→ **Written problem**: Which lines below hold the word "machine"? Report each one.

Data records
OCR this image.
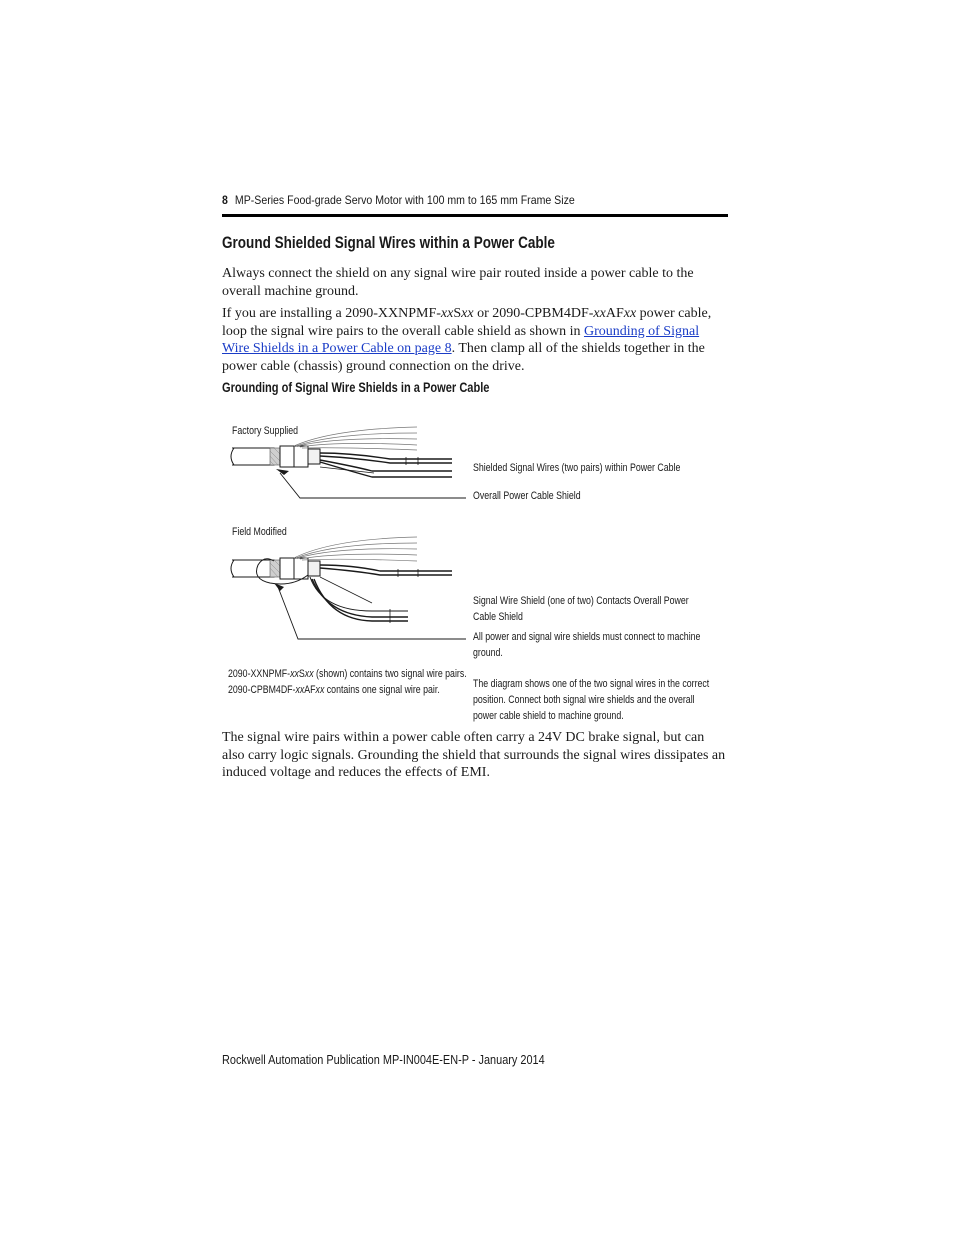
8 MP-Series Food-grade Servo Motor with 100 mm to 165 mm Frame Size
Ground Shielded Signal Wires within a Power Cable

Always connect the shield on any signal wire pair routed inside a power cable to the overall machine ground.

If you are installing a 2090-XXNPMF-xxSxx or 2090-CPBM4DF-xxAFxx power cable, loop the signal wire pairs to the overall cable shield as shown in Grounding of Signal Wire Shields in a Power Cable on page 8. Then clamp all of the shields together in the power cable (chassis) ground connection on the drive.

Grounding of Signal Wire Shields in a Power Cable
Factory Supplied
Field Modified
Shielded Signal Wires (two pairs) within Power Cable
Overall Power Cable Shield
Signal Wire Shield (one of two) Contacts Overall Power
Cable Shield
All power and signal wire shields must connect to machine
ground.
2090-XXNPMF-xxSxx (shown) contains two signal wire pairs.
2090-CPBM4DF-xxAFxx contains one signal wire pair.	The diagram shows one of the two signal wires in the correct
position. Connect both signal wire shields and the overall
power cable shield to machine ground.

The signal wire pairs within a power cable often carry a 24V DC brake signal, but can also carry logic signals. Grounding the shield that surrounds the signal wires dissipates an induced voltage and reduces the effects of EMI.

Rockwell Automation Publication MP-IN004E-EN-P - January 2014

→ **Answer for the task**:
Always connect the shield on any signal wire pair routed inside a power cable to the overall machine ground.
All power and signal wire shields must connect to machine
power cable shield to machine ground.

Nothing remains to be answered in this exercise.